- What to produce: In your copy, reproduce the entries exactly as they are, minus the images.

:::

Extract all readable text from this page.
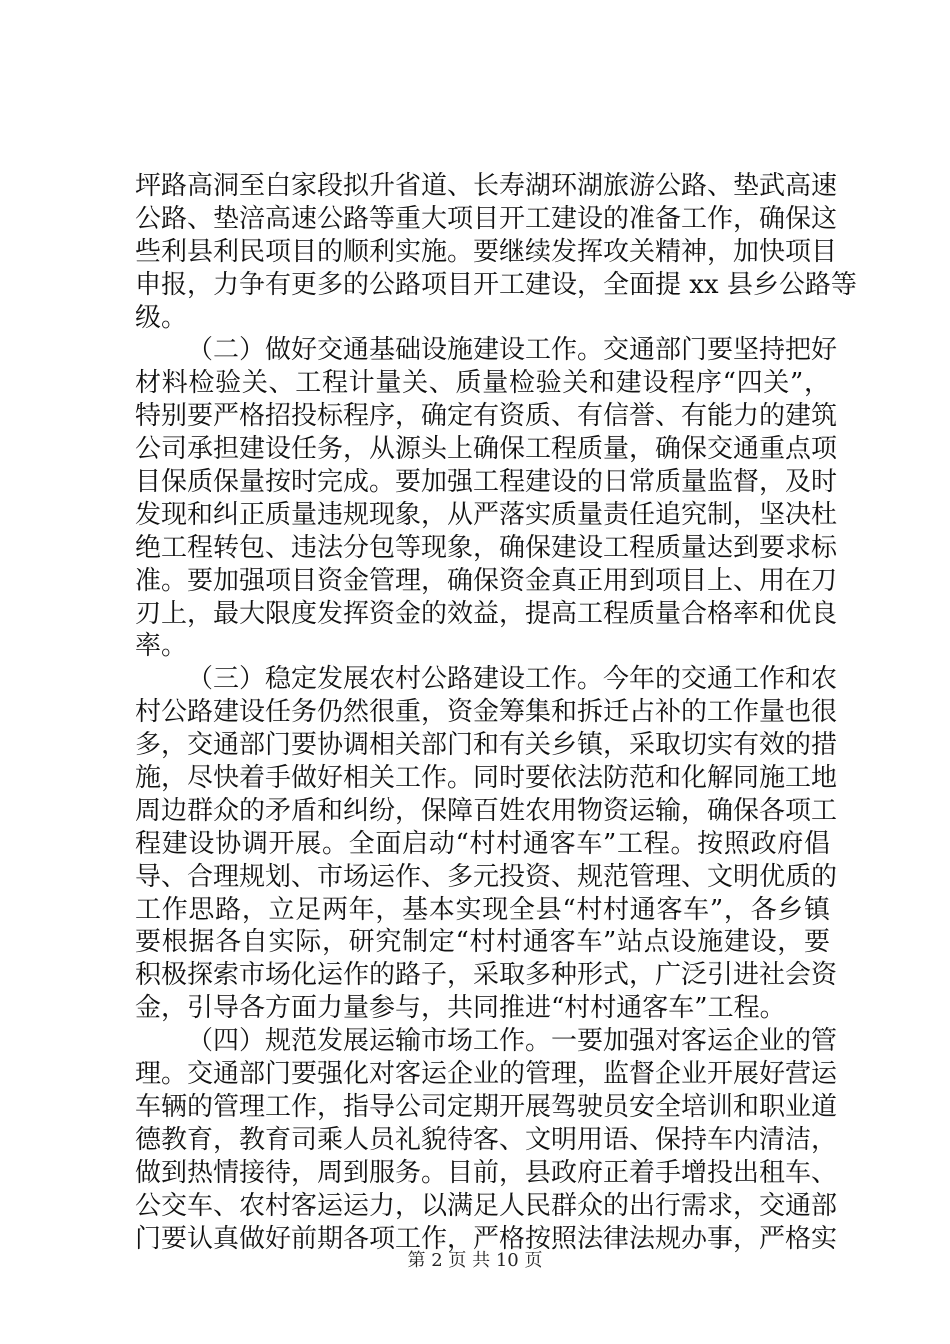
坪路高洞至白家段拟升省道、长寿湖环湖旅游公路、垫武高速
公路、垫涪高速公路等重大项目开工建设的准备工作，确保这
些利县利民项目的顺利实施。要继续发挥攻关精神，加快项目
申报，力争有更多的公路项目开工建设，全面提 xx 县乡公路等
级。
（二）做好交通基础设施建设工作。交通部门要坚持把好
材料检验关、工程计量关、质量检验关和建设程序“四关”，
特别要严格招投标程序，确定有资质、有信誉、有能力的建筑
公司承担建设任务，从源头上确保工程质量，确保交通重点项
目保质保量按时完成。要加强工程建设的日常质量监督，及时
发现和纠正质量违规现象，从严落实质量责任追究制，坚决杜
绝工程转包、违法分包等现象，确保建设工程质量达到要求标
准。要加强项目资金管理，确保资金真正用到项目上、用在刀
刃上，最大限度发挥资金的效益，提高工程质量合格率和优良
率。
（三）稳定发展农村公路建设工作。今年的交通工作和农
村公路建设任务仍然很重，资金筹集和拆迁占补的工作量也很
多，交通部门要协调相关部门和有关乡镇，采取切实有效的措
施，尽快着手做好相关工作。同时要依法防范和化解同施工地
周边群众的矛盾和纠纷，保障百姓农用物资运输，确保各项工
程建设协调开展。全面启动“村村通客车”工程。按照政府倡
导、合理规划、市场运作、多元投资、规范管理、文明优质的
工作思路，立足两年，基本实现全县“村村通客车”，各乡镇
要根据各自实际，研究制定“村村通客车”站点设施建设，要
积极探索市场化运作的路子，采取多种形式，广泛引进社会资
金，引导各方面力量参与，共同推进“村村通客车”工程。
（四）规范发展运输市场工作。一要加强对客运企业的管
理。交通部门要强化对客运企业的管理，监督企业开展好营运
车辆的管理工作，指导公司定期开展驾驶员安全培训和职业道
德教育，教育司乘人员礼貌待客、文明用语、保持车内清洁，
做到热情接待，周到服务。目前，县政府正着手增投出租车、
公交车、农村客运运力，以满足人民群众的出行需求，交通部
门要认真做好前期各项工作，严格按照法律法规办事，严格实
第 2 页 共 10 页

:::

- Answer for this exercise:
Extract all readable text from this page.
坪路高洞至白家段拟升省道、长寿湖环湖旅游公路、垫武高速
公路、垫涪高速公路等重大项目开工建设的准备工作，确保这
些利县利民项目的顺利实施。要继续发挥攻关精神，加快项目
申报，力争有更多的公路项目开工建设，全面提 xx 县乡公路等
级。
（二）做好交通基础设施建设工作。交通部门要坚持把好
材料检验关、工程计量关、质量检验关和建设程序“四关”，
特别要严格招投标程序，确定有资质、有信誉、有能力的建筑
公司承担建设任务，从源头上确保工程质量，确保交通重点项
目保质保量按时完成。要加强工程建设的日常质量监督，及时
发现和纠正质量违规现象，从严落实质量责任追究制，坚决杜
绝工程转包、违法分包等现象，确保建设工程质量达到要求标
准。要加强项目资金管理，确保资金真正用到项目上、用在刀
刃上，最大限度发挥资金的效益，提高工程质量合格率和优良
率。
（三）稳定发展农村公路建设工作。今年的交通工作和农
村公路建设任务仍然很重，资金筹集和拆迁占补的工作量也很
多，交通部门要协调相关部门和有关乡镇，采取切实有效的措
施，尽快着手做好相关工作。同时要依法防范和化解同施工地
周边群众的矛盾和纠纷，保障百姓农用物资运输，确保各项工
程建设协调开展。全面启动“村村通客车”工程。按照政府倡
导、合理规划、市场运作、多元投资、规范管理、文明优质的
工作思路，立足两年，基本实现全县“村村通客车”，各乡镇
要根据各自实际，研究制定“村村通客车”站点设施建设，要
积极探索市场化运作的路子，采取多种形式，广泛引进社会资
金，引导各方面力量参与，共同推进“村村通客车”工程。
（四）规范发展运输市场工作。一要加强对客运企业的管
理。交通部门要强化对客运企业的管理，监督企业开展好营运
车辆的管理工作，指导公司定期开展驾驶员安全培训和职业道
德教育，教育司乘人员礼貌待客、文明用语、保持车内清洁，
做到热情接待，周到服务。目前，县政府正着手增投出租车、
公交车、农村客运运力，以满足人民群众的出行需求，交通部
门要认真做好前期各项工作，严格按照法律法规办事，严格实
第 2 页 共 10 页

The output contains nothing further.